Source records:
==============================
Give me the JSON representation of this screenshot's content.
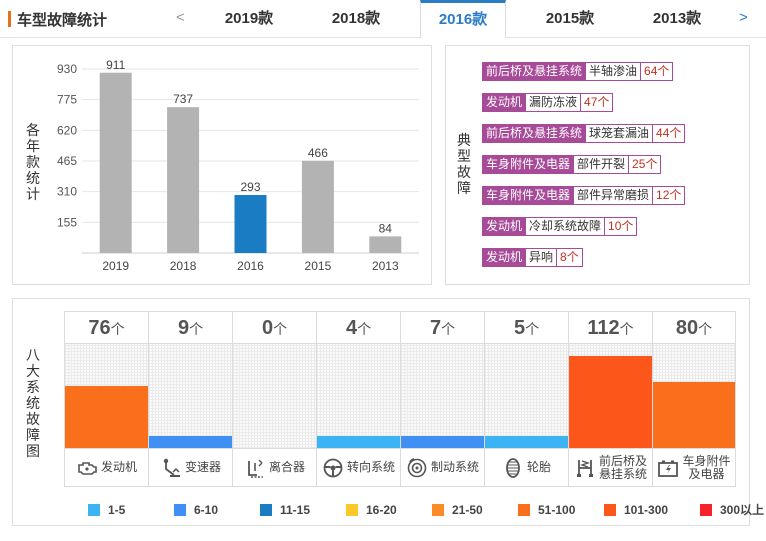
{
  "header": {
    "title": "车型故障统计",
    "prev_arrow": "<",
    "next_arrow": ">",
    "tabs": [
      {
        "label": "2019款"
      },
      {
        "label": "2018款"
      },
      {
        "label": "2016款"
      },
      {
        "label": "2015款"
      },
      {
        "label": "2013款"
      }
    ],
    "active_tab": "2016款"
  },
  "chart_panel": {
    "ylabel": "各年款统计"
  },
  "chart_data": {
    "type": "bar",
    "title": "",
    "xlabel": "",
    "ylabel": "各年款统计",
    "categories": [
      "2019",
      "2018",
      "2016",
      "2015",
      "2013"
    ],
    "values": [
      911,
      737,
      293,
      466,
      84
    ],
    "highlight": "2016",
    "yticks": [
      155,
      310,
      465,
      620,
      775,
      930
    ],
    "ylim": [
      0,
      930
    ],
    "colors": {
      "normal": "#b3b3b3",
      "highlight": "#1a7cc2"
    },
    "grid": true
  },
  "faults_panel": {
    "label": "典型故障",
    "items": [
      {
        "category": "前后桥及悬挂系统",
        "name": "半轴渗油",
        "count": "64个"
      },
      {
        "category": "发动机",
        "name": "漏防冻液",
        "count": "47个"
      },
      {
        "category": "前后桥及悬挂系统",
        "name": "球笼套漏油",
        "count": "44个"
      },
      {
        "category": "车身附件及电器",
        "name": "部件开裂",
        "count": "25个"
      },
      {
        "category": "车身附件及电器",
        "name": "部件异常磨损",
        "count": "12个"
      },
      {
        "category": "发动机",
        "name": "冷却系统故障",
        "count": "10个"
      },
      {
        "category": "发动机",
        "name": "异响",
        "count": "8个"
      }
    ]
  },
  "systems_panel": {
    "label": "八大系统故障图",
    "unit": "个",
    "systems": [
      {
        "name": "发动机",
        "count": 76,
        "color": "#fa6f1b",
        "icon": "engine-icon"
      },
      {
        "name": "变速器",
        "count": 9,
        "color": "#3f8ff5",
        "icon": "gear-shift-icon"
      },
      {
        "name": "离合器",
        "count": 0,
        "color": "#38b2ef",
        "icon": "clutch-icon"
      },
      {
        "name": "转向系统",
        "count": 4,
        "color": "#3cb4f4",
        "icon": "steering-wheel-icon"
      },
      {
        "name": "制动系统",
        "count": 7,
        "color": "#3f8ff5",
        "icon": "brake-icon"
      },
      {
        "name": "轮胎",
        "count": 5,
        "color": "#3cb4f4",
        "icon": "tire-icon"
      },
      {
        "name": "前后桥及悬挂系统",
        "label_lines": [
          "前后桥及",
          "悬挂系统"
        ],
        "count": 112,
        "color": "#fd561a",
        "icon": "suspension-icon"
      },
      {
        "name": "车身附件及电器",
        "label_lines": [
          "车身附件",
          "及电器"
        ],
        "count": 80,
        "color": "#fa6f1b",
        "icon": "battery-icon"
      }
    ],
    "legend": [
      {
        "label": "1-5",
        "color": "#3cb4f4"
      },
      {
        "label": "6-10",
        "color": "#3f8ff5"
      },
      {
        "label": "11-15",
        "color": "#1a7cc2"
      },
      {
        "label": "16-20",
        "color": "#fcc82c"
      },
      {
        "label": "21-50",
        "color": "#fb8c25"
      },
      {
        "label": "51-100",
        "color": "#fa6f1b"
      },
      {
        "label": "101-300",
        "color": "#fd561a"
      },
      {
        "label": "300以上",
        "color": "#f5232b"
      }
    ]
  }
}
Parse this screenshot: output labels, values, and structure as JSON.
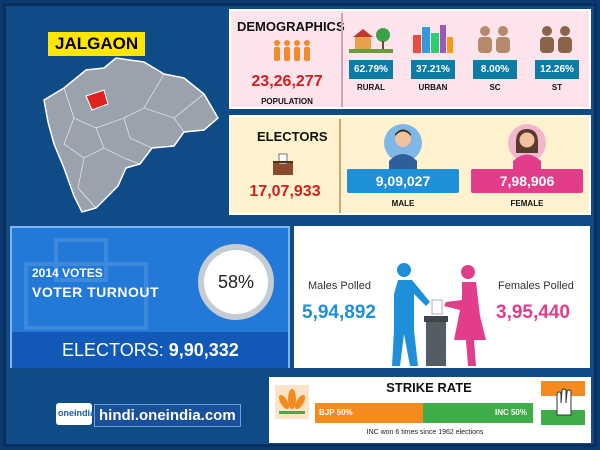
{
  "district": "JALGAON",
  "demographics": {
    "title": "DEMOGRAPHICS",
    "population": "23,26,277",
    "population_label": "POPULATION",
    "stats": [
      {
        "icon": "rural-icon",
        "pct": "62.79%",
        "label": "RURAL"
      },
      {
        "icon": "urban-icon",
        "pct": "37.21%",
        "label": "URBAN"
      },
      {
        "icon": "sc-people-icon",
        "pct": "8.00%",
        "label": "SC"
      },
      {
        "icon": "st-people-icon",
        "pct": "12.26%",
        "label": "ST"
      }
    ]
  },
  "electors": {
    "title": "ELECTORS",
    "total": "17,07,933",
    "male": {
      "value": "9,09,027",
      "label": "MALE",
      "color": "#1e8fd9"
    },
    "female": {
      "value": "7,98,906",
      "label": "FEMALE",
      "color": "#e23d8a"
    }
  },
  "turnout": {
    "line1": "2014 VOTES",
    "line2": "VOTER TURNOUT",
    "percent": "58%",
    "electors_label": "ELECTORS:",
    "electors_value": "9,90,332"
  },
  "polled": {
    "male_label": "Males Polled",
    "male_value": "5,94,892",
    "female_label": "Females Polled",
    "female_value": "3,95,440"
  },
  "strike_rate": {
    "title": "STRIKE RATE",
    "bjp": "BJP 50%",
    "inc": "INC 50%",
    "note": "INC won 6 times since 1962 elections",
    "bjp_color": "#f58b1f",
    "inc_color": "#3dac49"
  },
  "brand": {
    "logo": "oneindia",
    "site": "hindi.oneindia.com"
  }
}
==============================
> **Do this**
Repeat all of the data above word for word, minus the pictures.

> **Exercise output**
Give me the JSON representation of this screenshot's content.
{
  "header": {
    "title": "车型故障统计",
    "prev_arrow": "<",
    "next_arrow": ">",
    "tabs": [
      {
        "label": "2019款"
      },
      {
        "label": "2018款"
      },
      {
        "label": "2016款"
      },
      {
        "label": "2015款"
      },
      {
        "label": "2013款"
      }
    ],
    "active_tab": "2016款"
  },
  "chart_panel": {
    "ylabel": "各年款统计"
  },
  "chart_data": {
    "type": "bar",
    "title": "",
    "xlabel": "",
    "ylabel": "各年款统计",
    "categories": [
      "2019",
      "2018",
      "2016",
      "2015",
      "2013"
    ],
    "values": [
      911,
      737,
      293,
      466,
      84
    ],
    "highlight": "2016",
    "yticks": [
      155,
      310,
      465,
      620,
      775,
      930
    ],
    "ylim": [
      0,
      930
    ],
    "colors": {
      "normal": "#b3b3b3",
      "highlight": "#1a7cc2"
    },
    "grid": true
  },
  "faults_panel": {
    "label": "典型故障",
    "items": [
      {
        "category": "前后桥及悬挂系统",
        "name": "半轴渗油",
        "count": "64个"
      },
      {
        "category": "发动机",
        "name": "漏防冻液",
        "count": "47个"
      },
      {
        "category": "前后桥及悬挂系统",
        "name": "球笼套漏油",
        "count": "44个"
      },
      {
        "category": "车身附件及电器",
        "name": "部件开裂",
        "count": "25个"
      },
      {
        "category": "车身附件及电器",
        "name": "部件异常磨损",
        "count": "12个"
      },
      {
        "category": "发动机",
        "name": "冷却系统故障",
        "count": "10个"
      },
      {
        "category": "发动机",
        "name": "异响",
        "count": "8个"
      }
    ]
  },
  "systems_panel": {
    "label": "八大系统故障图",
    "unit": "个",
    "systems": [
      {
        "name": "发动机",
        "count": 76,
        "color": "#fa6f1b",
        "icon": "engine-icon"
      },
      {
        "name": "变速器",
        "count": 9,
        "color": "#3f8ff5",
        "icon": "gear-shift-icon"
      },
      {
        "name": "离合器",
        "count": 0,
        "color": "#38b2ef",
        "icon": "clutch-icon"
      },
      {
        "name": "转向系统",
        "count": 4,
        "color": "#3cb4f4",
        "icon": "steering-wheel-icon"
      },
      {
        "name": "制动系统",
        "count": 7,
        "color": "#3f8ff5",
        "icon": "brake-icon"
      },
      {
        "name": "轮胎",
        "count": 5,
        "color": "#3cb4f4",
        "icon": "tire-icon"
      },
      {
        "name": "前后桥及悬挂系统",
        "label_lines": [
          "前后桥及",
          "悬挂系统"
        ],
        "count": 112,
        "color": "#fd561a",
        "icon": "suspension-icon"
      },
      {
        "name": "车身附件及电器",
        "label_lines": [
          "车身附件",
          "及电器"
        ],
        "count": 80,
        "color": "#fa6f1b",
        "icon": "battery-icon"
      }
    ],
    "legend": [
      {
        "label": "1-5",
        "color": "#3cb4f4"
      },
      {
        "label": "6-10",
        "color": "#3f8ff5"
      },
      {
        "label": "11-15",
        "color": "#1a7cc2"
      },
      {
        "label": "16-20",
        "color": "#fcc82c"
      },
      {
        "label": "21-50",
        "color": "#fb8c25"
      },
      {
        "label": "51-100",
        "color": "#fa6f1b"
      },
      {
        "label": "101-300",
        "color": "#fd561a"
      },
      {
        "label": "300以上",
        "color": "#f5232b"
      }
    ]
  }
}
Parse this screenshot: output labels, values, and structure as JSON.
{
  "district": "JALGAON",
  "demographics": {
    "title": "DEMOGRAPHICS",
    "population": "23,26,277",
    "population_label": "POPULATION",
    "stats": [
      {
        "icon": "rural-icon",
        "pct": "62.79%",
        "label": "RURAL"
      },
      {
        "icon": "urban-icon",
        "pct": "37.21%",
        "label": "URBAN"
      },
      {
        "icon": "sc-people-icon",
        "pct": "8.00%",
        "label": "SC"
      },
      {
        "icon": "st-people-icon",
        "pct": "12.26%",
        "label": "ST"
      }
    ]
  },
  "electors": {
    "title": "ELECTORS",
    "total": "17,07,933",
    "male": {
      "value": "9,09,027",
      "label": "MALE",
      "color": "#1e8fd9"
    },
    "female": {
      "value": "7,98,906",
      "label": "FEMALE",
      "color": "#e23d8a"
    }
  },
  "turnout": {
    "line1": "2014 VOTES",
    "line2": "VOTER TURNOUT",
    "percent": "58%",
    "electors_label": "ELECTORS:",
    "electors_value": "9,90,332"
  },
  "polled": {
    "male_label": "Males Polled",
    "male_value": "5,94,892",
    "female_label": "Females Polled",
    "female_value": "3,95,440"
  },
  "strike_rate": {
    "title": "STRIKE RATE",
    "bjp": "BJP 50%",
    "inc": "INC 50%",
    "note": "INC won 6 times since 1962 elections",
    "bjp_color": "#f58b1f",
    "inc_color": "#3dac49"
  },
  "brand": {
    "logo": "oneindia",
    "site": "hindi.oneindia.com"
  }
}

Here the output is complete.